[Objective A]: According to the review of Ridley Scott's Napoleon, why did French reviews of the film give it a cold reception? Answer in one to three sentences.

[Source extract]:

+ + +

Movie Review | La Bérézina: a Frenchman’s Review of Ridley Scott’s Napoleon

Submitted as a guest post by Joseph Lee, a student in the Security Studies Program (SSP).

I must confess that when Ridley Scott announced a new movie about Napoléon Bonaparte, I was overwhelmed with excitement. As a former student at King’s College London, I had seen the images of Academy Award winner Joaquin Phoenix dressed up in the deep red uniform of Premier Consul, parading around the impressive and familiar setting of Somerset House. The trailer seemed to confirm that my enthusiasm was warranted. Mixing epic battle scenes and the underexplored relationship between Napoléon and Empress Joséphine, this movie was a match made in heaven for my love of my country’s history and the moving screen. And despite a slight apprehension at the casting of Phoenix as Bonaparte, I was gladly planning to go, with family and friends, to what was sure to be a big hit.

My elation somewhat dimmed at the French press’ reaction to the movie. Due in part to our usual sense of national pride and our reticence towards foreign portrayals, reviews in France from all sides of the political scale (such as Le Figaro or Libération) had reserved a cold reception to the picture’s release in December. But my worry increased most considerably when I heard Ridley Scott’s response to criticism regarding the historical accuracy of his picture. Following the trailer’s release, Dan Snow, an Oxford-educated historian and a member of the Royal Historical Society, dared to point out factual errors in Scott’s portrayal.  The answer he got from the director was surprising for its crudeness and indignity: “Get a life.”

Rarely do our entertainment media thread the needle to precisely follow the fabric of history. Many of our beloved TV series and movies are rigged with historical inaccuracies, from BBC’s production of War and Peace to Mel Gibson’s Hacksaw Ridge. Instead, directors and writers often agree to taint narratives with their own vision of history. Reacting to the French media’s general disapproval of the movie, Scott continued on his campaign of affront and contempt; the director retorted that “the French don’t even like themselves.”

Due to the familiarity of absurdist philosophy in French society and the irritable nature of the French people, one may be tempted to humorously concede the director’s point. Nevertheless, there are better ways to explain creative choices made in portraying history and its important figures. Ridley Scott’s remarks show the director’s profound insecurity and paradoxical Napoleonic complex, excluding the possibility of any criticism. They also show significant disdain for history and those studying it. Historians such as Dan Snow are precious members of our society. Allowing the wider public to acquaint themselves with the most fascinating details of history’s more decisive moments, they also do so in a fun, demonstrative, and humble manner. 

The movie’s poster, showing a stern-looking Joaquin Phoenix wearing the imperial bicorne, bore the following words: “He came from nothing. He conquered everything.” These words tell the tale of a sadly lost opportunity for the public to get to know the Emperor intimately, something which Ridley Scott actually seems to want through the numerous (frankly, quite redundant) scenes depicting the Emperor’s love life. Yet the Emperor’s private affairs are triaged to fit Scott’s narrative of the Emperor’s obsession with Joséphine. No mention whatsoever is made of Maria Walewska, a member of the Polish nobility, mother of one of Napoléon’s sons, and who would even come to visit him in Elba and at the Emperor’s residence at Malmaison.

+ + +

[Record extracts]:
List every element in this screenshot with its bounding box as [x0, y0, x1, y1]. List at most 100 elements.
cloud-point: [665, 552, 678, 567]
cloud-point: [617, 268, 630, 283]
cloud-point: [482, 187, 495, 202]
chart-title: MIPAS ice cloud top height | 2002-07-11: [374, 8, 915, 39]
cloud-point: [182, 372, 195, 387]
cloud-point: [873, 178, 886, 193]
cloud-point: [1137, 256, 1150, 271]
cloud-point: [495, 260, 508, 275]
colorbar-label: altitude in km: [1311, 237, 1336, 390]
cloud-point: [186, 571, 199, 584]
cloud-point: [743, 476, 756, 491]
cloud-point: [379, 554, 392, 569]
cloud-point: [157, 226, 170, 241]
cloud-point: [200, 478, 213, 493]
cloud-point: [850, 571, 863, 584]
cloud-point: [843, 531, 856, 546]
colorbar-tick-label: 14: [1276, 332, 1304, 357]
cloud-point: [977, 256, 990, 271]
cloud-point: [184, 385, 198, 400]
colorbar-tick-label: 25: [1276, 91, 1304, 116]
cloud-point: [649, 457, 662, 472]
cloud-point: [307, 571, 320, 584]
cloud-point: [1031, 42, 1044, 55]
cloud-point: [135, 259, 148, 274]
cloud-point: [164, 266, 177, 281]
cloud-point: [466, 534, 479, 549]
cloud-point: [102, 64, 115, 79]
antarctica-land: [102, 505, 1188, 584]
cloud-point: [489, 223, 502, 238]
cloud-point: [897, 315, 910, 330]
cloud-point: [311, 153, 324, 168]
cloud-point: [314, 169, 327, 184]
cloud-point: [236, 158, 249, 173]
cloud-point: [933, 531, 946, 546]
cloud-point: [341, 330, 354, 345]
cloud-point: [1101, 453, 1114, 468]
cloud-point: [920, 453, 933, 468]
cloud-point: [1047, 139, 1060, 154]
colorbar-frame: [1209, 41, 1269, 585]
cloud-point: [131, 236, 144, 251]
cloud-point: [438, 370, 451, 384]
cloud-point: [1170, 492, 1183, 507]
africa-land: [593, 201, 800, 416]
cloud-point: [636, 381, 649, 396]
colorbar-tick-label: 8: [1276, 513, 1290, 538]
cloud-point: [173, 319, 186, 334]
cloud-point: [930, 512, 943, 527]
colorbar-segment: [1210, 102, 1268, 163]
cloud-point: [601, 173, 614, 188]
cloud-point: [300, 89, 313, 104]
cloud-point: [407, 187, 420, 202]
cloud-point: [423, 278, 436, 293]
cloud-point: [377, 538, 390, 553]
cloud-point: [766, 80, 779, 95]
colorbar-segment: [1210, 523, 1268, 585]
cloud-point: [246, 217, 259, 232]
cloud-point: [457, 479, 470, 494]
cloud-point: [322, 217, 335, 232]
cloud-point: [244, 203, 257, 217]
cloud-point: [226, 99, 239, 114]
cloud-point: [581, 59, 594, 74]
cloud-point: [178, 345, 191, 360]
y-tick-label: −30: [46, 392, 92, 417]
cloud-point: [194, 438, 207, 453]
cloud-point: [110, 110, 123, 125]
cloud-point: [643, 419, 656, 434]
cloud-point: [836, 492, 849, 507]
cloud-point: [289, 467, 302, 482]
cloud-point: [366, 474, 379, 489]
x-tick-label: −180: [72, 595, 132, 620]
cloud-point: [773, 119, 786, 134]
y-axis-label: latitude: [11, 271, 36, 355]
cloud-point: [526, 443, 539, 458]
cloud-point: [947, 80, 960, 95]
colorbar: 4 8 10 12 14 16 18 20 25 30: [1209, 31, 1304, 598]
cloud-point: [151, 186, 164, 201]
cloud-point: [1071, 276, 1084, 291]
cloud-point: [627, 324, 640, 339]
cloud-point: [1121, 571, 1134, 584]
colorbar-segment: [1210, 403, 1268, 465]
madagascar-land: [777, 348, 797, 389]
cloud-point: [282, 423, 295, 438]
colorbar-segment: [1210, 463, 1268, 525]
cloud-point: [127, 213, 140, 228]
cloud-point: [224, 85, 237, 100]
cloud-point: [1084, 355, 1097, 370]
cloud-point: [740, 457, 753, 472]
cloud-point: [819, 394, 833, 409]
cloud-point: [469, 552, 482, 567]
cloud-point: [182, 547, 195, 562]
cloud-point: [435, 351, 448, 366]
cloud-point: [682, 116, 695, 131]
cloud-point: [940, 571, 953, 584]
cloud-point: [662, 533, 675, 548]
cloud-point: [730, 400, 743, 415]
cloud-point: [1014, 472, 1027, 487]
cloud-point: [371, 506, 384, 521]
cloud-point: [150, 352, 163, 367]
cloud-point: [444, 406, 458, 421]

+ + +

[Objective B]: Reproduce the rows from the first row through the line with "cloud-point: [649, 457, 662, 472]", including both of those lines.

[Full response A]: The review attributes the cold reception partly to the French sense of national pride. It also points to French reticence toward foreign portrayals of their history.

[Full response B]:
List every element in this screenshot with its bounding box as [x0, y0, x1, y1]. List at most 100 elements.
cloud-point: [665, 552, 678, 567]
cloud-point: [617, 268, 630, 283]
cloud-point: [482, 187, 495, 202]
chart-title: MIPAS ice cloud top height | 2002-07-11: [374, 8, 915, 39]
cloud-point: [182, 372, 195, 387]
cloud-point: [873, 178, 886, 193]
cloud-point: [1137, 256, 1150, 271]
cloud-point: [495, 260, 508, 275]
colorbar-label: altitude in km: [1311, 237, 1336, 390]
cloud-point: [186, 571, 199, 584]
cloud-point: [743, 476, 756, 491]
cloud-point: [379, 554, 392, 569]
cloud-point: [157, 226, 170, 241]
cloud-point: [200, 478, 213, 493]
cloud-point: [850, 571, 863, 584]
cloud-point: [843, 531, 856, 546]
colorbar-tick-label: 14: [1276, 332, 1304, 357]
cloud-point: [977, 256, 990, 271]
cloud-point: [184, 385, 198, 400]
colorbar-tick-label: 25: [1276, 91, 1304, 116]
cloud-point: [649, 457, 662, 472]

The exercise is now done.